# start of DATA FOR THIS TASK
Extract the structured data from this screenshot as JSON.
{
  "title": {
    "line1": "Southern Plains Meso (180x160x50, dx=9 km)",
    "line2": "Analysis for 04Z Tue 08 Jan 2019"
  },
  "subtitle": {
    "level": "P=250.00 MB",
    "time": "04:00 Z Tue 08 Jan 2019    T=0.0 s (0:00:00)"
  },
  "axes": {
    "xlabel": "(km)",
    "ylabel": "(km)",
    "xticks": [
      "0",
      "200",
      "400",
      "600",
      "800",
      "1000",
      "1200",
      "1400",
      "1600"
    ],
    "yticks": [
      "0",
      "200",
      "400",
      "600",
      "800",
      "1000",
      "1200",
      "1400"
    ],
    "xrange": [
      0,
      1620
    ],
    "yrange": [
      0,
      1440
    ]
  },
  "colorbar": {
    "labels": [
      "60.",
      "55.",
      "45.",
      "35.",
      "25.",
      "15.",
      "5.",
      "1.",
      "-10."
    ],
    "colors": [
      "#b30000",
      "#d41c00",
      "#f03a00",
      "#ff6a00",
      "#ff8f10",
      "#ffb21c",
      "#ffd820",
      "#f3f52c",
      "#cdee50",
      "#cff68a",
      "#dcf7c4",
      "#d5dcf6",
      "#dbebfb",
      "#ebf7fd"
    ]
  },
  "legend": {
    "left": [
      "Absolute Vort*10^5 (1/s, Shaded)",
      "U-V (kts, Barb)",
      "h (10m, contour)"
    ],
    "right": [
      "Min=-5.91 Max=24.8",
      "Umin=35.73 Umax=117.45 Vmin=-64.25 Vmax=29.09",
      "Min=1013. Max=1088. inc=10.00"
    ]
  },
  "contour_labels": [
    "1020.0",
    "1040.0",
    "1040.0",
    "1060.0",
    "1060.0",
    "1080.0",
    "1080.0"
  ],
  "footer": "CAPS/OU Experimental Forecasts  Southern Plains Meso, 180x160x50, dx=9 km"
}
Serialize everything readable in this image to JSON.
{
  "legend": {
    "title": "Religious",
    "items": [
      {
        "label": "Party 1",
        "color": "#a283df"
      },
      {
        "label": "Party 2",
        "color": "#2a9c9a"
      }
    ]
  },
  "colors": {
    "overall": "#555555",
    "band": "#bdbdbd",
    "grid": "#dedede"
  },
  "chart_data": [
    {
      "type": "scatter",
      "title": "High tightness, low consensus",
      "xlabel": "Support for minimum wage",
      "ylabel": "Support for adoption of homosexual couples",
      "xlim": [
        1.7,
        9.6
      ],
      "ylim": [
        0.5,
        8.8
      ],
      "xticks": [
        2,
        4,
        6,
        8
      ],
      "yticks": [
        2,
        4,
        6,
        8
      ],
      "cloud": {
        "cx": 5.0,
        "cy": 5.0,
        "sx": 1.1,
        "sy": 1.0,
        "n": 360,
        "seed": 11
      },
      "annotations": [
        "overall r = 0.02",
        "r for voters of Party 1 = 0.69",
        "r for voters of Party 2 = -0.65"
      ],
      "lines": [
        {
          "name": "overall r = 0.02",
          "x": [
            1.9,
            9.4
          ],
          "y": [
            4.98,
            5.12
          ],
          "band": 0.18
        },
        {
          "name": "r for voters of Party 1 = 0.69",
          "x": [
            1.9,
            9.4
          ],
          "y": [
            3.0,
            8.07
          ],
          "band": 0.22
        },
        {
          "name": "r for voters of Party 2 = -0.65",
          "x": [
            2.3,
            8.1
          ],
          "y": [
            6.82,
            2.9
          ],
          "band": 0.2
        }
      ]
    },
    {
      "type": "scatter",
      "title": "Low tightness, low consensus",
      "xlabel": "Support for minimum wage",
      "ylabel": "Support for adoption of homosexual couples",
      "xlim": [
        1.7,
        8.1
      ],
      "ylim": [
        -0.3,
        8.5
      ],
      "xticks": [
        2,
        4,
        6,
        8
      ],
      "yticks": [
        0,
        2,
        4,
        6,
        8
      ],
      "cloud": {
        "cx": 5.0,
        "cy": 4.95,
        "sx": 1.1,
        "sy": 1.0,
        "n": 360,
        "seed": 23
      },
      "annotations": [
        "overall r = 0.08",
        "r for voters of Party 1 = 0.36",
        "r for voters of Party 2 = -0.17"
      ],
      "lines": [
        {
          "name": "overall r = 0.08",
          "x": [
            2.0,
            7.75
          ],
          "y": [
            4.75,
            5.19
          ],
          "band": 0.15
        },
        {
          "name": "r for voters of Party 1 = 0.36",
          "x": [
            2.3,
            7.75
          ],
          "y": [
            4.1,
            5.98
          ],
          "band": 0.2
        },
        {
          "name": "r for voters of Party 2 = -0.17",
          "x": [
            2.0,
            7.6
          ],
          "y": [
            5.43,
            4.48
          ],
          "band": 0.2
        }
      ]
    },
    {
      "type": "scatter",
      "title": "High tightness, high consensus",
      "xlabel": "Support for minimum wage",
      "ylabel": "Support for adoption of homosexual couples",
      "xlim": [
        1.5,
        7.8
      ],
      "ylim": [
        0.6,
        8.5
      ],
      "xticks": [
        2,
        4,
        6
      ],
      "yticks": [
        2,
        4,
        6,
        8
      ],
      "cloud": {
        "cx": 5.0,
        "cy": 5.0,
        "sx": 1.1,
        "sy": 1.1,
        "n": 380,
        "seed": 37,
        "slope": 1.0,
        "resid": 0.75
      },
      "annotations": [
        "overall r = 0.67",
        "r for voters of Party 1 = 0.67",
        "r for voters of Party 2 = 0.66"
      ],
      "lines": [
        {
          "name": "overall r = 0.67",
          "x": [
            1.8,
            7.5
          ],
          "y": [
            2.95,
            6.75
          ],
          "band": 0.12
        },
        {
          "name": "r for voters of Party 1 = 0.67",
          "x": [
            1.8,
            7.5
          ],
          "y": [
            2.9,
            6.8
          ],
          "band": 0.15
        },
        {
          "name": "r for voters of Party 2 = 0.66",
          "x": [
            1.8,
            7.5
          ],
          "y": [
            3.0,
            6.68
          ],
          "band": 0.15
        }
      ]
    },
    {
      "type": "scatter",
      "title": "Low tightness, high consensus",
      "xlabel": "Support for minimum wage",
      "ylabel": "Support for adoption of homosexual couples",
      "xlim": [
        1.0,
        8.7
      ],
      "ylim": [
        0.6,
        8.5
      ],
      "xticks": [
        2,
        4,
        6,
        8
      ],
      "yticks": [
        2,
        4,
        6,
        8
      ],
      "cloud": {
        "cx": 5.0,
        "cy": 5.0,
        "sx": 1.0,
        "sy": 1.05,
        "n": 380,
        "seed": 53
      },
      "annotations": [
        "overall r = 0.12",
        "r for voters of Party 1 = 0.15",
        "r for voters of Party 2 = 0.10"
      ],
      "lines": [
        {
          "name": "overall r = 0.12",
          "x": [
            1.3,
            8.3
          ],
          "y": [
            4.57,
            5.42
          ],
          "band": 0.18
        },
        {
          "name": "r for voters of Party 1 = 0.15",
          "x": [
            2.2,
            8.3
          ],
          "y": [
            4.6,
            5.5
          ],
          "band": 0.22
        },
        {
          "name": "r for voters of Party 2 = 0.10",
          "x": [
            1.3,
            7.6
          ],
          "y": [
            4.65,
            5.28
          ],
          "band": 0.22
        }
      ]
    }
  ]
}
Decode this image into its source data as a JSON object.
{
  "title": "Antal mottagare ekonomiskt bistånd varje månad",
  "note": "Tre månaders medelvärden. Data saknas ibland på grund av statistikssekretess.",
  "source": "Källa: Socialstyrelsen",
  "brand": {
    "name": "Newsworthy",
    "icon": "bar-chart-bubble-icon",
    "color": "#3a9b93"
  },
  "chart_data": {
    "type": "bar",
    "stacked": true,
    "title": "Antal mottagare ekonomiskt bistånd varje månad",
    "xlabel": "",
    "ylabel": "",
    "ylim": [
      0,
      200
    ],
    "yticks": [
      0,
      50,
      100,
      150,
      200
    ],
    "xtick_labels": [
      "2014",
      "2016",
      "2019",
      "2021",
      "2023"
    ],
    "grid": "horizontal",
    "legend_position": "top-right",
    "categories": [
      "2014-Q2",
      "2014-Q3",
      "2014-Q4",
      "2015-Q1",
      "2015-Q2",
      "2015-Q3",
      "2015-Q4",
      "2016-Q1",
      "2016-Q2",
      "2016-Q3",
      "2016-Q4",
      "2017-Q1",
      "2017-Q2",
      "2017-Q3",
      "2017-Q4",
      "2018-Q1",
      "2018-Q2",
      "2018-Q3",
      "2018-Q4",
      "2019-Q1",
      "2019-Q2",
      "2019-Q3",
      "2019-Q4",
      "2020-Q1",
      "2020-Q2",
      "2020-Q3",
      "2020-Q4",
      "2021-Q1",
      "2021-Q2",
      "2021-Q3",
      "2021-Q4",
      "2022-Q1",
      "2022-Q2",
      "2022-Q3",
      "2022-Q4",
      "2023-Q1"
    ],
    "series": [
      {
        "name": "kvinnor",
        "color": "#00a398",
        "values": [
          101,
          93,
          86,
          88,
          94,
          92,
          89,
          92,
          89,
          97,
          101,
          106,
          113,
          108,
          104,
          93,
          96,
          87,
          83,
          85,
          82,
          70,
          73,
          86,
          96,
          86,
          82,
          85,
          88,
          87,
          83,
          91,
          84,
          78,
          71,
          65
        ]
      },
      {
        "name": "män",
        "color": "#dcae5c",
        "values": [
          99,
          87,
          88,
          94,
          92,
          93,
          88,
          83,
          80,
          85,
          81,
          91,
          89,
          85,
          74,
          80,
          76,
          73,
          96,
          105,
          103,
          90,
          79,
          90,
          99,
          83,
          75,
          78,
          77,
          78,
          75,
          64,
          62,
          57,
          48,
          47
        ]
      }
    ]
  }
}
# end of DATA FOR THIS TASK
WRITTEN EXERCISE: Select every line in the records above that contains the word "image".

THE REPLY:
Serialize everything readable in this image to JSON.
Decode this image into its source data as a JSON object.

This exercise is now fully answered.